* _Given request_
Write out each entry, exactly the way it appears.

-- BEGIN Source data --

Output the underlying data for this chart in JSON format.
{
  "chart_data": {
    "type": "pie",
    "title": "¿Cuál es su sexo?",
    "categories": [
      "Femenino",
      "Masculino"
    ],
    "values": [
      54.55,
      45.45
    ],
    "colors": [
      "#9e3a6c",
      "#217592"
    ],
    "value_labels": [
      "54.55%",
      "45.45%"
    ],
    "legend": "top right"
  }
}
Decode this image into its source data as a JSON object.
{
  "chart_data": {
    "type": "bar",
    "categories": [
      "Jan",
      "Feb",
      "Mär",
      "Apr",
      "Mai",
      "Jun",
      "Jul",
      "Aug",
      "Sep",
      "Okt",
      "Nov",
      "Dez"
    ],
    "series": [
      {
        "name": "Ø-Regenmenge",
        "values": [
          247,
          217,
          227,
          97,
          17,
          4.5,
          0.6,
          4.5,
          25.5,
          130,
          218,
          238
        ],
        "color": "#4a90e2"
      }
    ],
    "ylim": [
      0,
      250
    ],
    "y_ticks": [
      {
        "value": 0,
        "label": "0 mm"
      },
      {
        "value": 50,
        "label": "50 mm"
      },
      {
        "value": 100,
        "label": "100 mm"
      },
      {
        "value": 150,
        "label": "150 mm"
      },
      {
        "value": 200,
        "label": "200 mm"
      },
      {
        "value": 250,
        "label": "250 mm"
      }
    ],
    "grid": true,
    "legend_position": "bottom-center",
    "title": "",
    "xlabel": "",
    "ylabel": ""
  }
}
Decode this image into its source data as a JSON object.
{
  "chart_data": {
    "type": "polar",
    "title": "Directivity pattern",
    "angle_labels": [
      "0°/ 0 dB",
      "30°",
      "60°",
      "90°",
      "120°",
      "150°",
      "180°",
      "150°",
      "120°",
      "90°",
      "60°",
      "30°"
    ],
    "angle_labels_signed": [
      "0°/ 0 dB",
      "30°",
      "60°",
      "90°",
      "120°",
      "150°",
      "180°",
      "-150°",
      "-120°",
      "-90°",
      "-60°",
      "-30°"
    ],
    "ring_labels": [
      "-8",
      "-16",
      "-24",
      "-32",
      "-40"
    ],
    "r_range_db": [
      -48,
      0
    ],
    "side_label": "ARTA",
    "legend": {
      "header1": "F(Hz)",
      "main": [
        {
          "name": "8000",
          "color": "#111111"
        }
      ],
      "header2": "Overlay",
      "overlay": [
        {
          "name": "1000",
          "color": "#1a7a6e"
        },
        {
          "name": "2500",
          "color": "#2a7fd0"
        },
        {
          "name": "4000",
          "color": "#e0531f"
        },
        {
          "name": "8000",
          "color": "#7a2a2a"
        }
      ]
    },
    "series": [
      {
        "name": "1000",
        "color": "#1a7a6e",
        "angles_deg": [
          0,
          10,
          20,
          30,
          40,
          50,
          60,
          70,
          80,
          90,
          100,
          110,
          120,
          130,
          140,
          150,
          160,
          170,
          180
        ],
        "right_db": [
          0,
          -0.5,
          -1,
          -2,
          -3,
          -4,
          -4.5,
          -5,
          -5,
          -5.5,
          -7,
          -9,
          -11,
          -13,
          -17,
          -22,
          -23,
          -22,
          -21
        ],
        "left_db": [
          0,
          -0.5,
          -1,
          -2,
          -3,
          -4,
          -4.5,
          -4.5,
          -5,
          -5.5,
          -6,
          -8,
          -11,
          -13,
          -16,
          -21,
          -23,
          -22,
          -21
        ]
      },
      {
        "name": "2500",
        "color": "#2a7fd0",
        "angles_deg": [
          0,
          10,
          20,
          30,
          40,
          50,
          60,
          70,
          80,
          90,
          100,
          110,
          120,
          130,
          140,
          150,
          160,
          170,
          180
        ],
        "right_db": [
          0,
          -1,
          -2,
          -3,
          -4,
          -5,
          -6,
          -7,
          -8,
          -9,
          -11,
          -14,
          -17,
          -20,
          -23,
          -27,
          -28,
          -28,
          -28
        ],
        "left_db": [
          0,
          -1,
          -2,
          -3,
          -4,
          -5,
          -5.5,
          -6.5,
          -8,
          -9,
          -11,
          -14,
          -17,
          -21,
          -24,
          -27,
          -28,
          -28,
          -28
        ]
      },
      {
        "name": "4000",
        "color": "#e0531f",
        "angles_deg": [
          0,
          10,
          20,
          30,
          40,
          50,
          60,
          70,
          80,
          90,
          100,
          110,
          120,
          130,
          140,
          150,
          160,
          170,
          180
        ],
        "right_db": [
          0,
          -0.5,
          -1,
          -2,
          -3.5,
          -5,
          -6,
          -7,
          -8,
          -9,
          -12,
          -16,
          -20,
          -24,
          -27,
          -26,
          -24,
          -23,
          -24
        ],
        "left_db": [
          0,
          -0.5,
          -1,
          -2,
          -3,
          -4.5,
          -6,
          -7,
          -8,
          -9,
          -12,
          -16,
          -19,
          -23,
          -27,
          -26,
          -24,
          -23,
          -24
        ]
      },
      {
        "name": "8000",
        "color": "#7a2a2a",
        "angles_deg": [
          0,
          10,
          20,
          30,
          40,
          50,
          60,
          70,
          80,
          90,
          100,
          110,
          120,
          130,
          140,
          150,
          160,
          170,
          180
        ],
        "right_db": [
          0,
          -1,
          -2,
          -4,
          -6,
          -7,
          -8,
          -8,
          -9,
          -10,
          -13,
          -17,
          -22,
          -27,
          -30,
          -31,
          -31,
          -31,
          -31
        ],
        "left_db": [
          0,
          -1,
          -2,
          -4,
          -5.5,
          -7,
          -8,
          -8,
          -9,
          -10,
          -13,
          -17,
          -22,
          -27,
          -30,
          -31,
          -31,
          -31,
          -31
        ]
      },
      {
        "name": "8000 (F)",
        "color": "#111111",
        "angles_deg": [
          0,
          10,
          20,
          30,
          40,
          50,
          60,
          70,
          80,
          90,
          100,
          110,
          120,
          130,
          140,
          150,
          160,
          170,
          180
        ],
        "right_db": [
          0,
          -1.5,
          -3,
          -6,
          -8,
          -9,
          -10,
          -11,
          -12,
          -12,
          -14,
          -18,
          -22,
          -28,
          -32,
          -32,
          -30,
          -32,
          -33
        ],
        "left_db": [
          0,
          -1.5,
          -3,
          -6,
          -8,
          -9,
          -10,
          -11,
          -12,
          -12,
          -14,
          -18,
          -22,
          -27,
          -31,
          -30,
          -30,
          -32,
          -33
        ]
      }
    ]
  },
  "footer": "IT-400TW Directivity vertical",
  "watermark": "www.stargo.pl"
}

-- END Source data --

* _Written solution_
Output the underlying data for this chart in JSON format.
{
  "chart_data": {
    "type": "pie",
    "title": "¿Cuál es su sexo?",
    "categories": [
      "Femenino",
      "Masculino"
    ],
    "values": [
      54.55,
      45.45
    ],
    "colors": [
      "#9e3a6c",
      "#217592"
    ],
    "value_labels": [
      "54.55%",
      "45.45%"
    ],
    "legend": "top right"
  }
}
Decode this image into its source data as a JSON object.
{
  "chart_data": {
    "type": "bar",
    "categories": [
      "Jan",
      "Feb",
      "Mär",
      "Apr",
      "Mai",
      "Jun",
      "Jul",
      "Aug",
      "Sep",
      "Okt",
      "Nov",
      "Dez"
    ],
    "series": [
      {
        "name": "Ø-Regenmenge",
        "values": [
          247,
          217,
          227,
          97,
          17,
          4.5,
          0.6,
          4.5,
          25.5,
          130,
          218,
          238
        ],
        "color": "#4a90e2"
      }
    ],
    "ylim": [
      0,
      250
    ],
    "y_ticks": [
      {
        "value": 0,
        "label": "0 mm"
      },
      {
        "value": 50,
        "label": "50 mm"
      },
      {
        "value": 100,
        "label": "100 mm"
      },
      {
        "value": 150,
        "label": "150 mm"
      },
      {
        "value": 200,
        "label": "200 mm"
      },
      {
        "value": 250,
        "label": "250 mm"
      }
    ],
    "grid": true,
    "legend_position": "bottom-center",
    "title": "",
    "xlabel": "",
    "ylabel": ""
  }
}
Decode this image into its source data as a JSON object.
{
  "chart_data": {
    "type": "polar",
    "title": "Directivity pattern",
    "angle_labels": [
      "0°/ 0 dB",
      "30°",
      "60°",
      "90°",
      "120°",
      "150°",
      "180°",
      "150°",
      "120°",
      "90°",
      "60°",
      "30°"
    ],
    "angle_labels_signed": [
      "0°/ 0 dB",
      "30°",
      "60°",
      "90°",
      "120°",
      "150°",
      "180°",
      "-150°",
      "-120°",
      "-90°",
      "-60°",
      "-30°"
    ],
    "ring_labels": [
      "-8",
      "-16",
      "-24",
      "-32",
      "-40"
    ],
    "r_range_db": [
      -48,
      0
    ],
    "side_label": "ARTA",
    "legend": {
      "header1": "F(Hz)",
      "main": [
        {
          "name": "8000",
          "color": "#111111"
        }
      ],
      "header2": "Overlay",
      "overlay": [
        {
          "name": "1000",
          "color": "#1a7a6e"
        },
        {
          "name": "2500",
          "color": "#2a7fd0"
        },
        {
          "name": "4000",
          "color": "#e0531f"
        },
        {
          "name": "8000",
          "color": "#7a2a2a"
        }
      ]
    },
    "series": [
      {
        "name": "1000",
        "color": "#1a7a6e",
        "angles_deg": [
          0,
          10,
          20,
          30,
          40,
          50,
          60,
          70,
          80,
          90,
          100,
          110,
          120,
          130,
          140,
          150,
          160,
          170,
          180
        ],
        "right_db": [
          0,
          -0.5,
          -1,
          -2,
          -3,
          -4,
          -4.5,
          -5,
          -5,
          -5.5,
          -7,
          -9,
          -11,
          -13,
          -17,
          -22,
          -23,
          -22,
          -21
        ],
        "left_db": [
          0,
          -0.5,
          -1,
          -2,
          -3,
          -4,
          -4.5,
          -4.5,
          -5,
          -5.5,
          -6,
          -8,
          -11,
          -13,
          -16,
          -21,
          -23,
          -22,
          -21
        ]
      },
      {
        "name": "2500",
        "color": "#2a7fd0",
        "angles_deg": [
          0,
          10,
          20,
          30,
          40,
          50,
          60,
          70,
          80,
          90,
          100,
          110,
          120,
          130,
          140,
          150,
          160,
          170,
          180
        ],
        "right_db": [
          0,
          -1,
          -2,
          -3,
          -4,
          -5,
          -6,
          -7,
          -8,
          -9,
          -11,
          -14,
          -17,
          -20,
          -23,
          -27,
          -28,
          -28,
          -28
        ],
        "left_db": [
          0,
          -1,
          -2,
          -3,
          -4,
          -5,
          -5.5,
          -6.5,
          -8,
          -9,
          -11,
          -14,
          -17,
          -21,
          -24,
          -27,
          -28,
          -28,
          -28
        ]
      },
      {
        "name": "4000",
        "color": "#e0531f",
        "angles_deg": [
          0,
          10,
          20,
          30,
          40,
          50,
          60,
          70,
          80,
          90,
          100,
          110,
          120,
          130,
          140,
          150,
          160,
          170,
          180
        ],
        "right_db": [
          0,
          -0.5,
          -1,
          -2,
          -3.5,
          -5,
          -6,
          -7,
          -8,
          -9,
          -12,
          -16,
          -20,
          -24,
          -27,
          -26,
          -24,
          -23,
          -24
        ],
        "left_db": [
          0,
          -0.5,
          -1,
          -2,
          -3,
          -4.5,
          -6,
          -7,
          -8,
          -9,
          -12,
          -16,
          -19,
          -23,
          -27,
          -26,
          -24,
          -23,
          -24
        ]
      },
      {
        "name": "8000",
        "color": "#7a2a2a",
        "angles_deg": [
          0,
          10,
          20,
          30,
          40,
          50,
          60,
          70,
          80,
          90,
          100,
          110,
          120,
          130,
          140,
          150,
          160,
          170,
          180
        ],
        "right_db": [
          0,
          -1,
          -2,
          -4,
          -6,
          -7,
          -8,
          -8,
          -9,
          -10,
          -13,
          -17,
          -22,
          -27,
          -30,
          -31,
          -31,
          -31,
          -31
        ],
        "left_db": [
          0,
          -1,
          -2,
          -4,
          -5.5,
          -7,
          -8,
          -8,
          -9,
          -10,
          -13,
          -17,
          -22,
          -27,
          -30,
          -31,
          -31,
          -31,
          -31
        ]
      },
      {
        "name": "8000 (F)",
        "color": "#111111",
        "angles_deg": [
          0,
          10,
          20,
          30,
          40,
          50,
          60,
          70,
          80,
          90,
          100,
          110,
          120,
          130,
          140,
          150,
          160,
          170,
          180
        ],
        "right_db": [
          0,
          -1.5,
          -3,
          -6,
          -8,
          -9,
          -10,
          -11,
          -12,
          -12,
          -14,
          -18,
          -22,
          -28,
          -32,
          -32,
          -30,
          -32,
          -33
        ],
        "left_db": [
          0,
          -1.5,
          -3,
          -6,
          -8,
          -9,
          -10,
          -11,
          -12,
          -12,
          -14,
          -18,
          -22,
          -27,
          -31,
          -30,
          -30,
          -32,
          -33
        ]
      }
    ]
  },
  "footer": "IT-400TW Directivity vertical",
  "watermark": "www.stargo.pl"
}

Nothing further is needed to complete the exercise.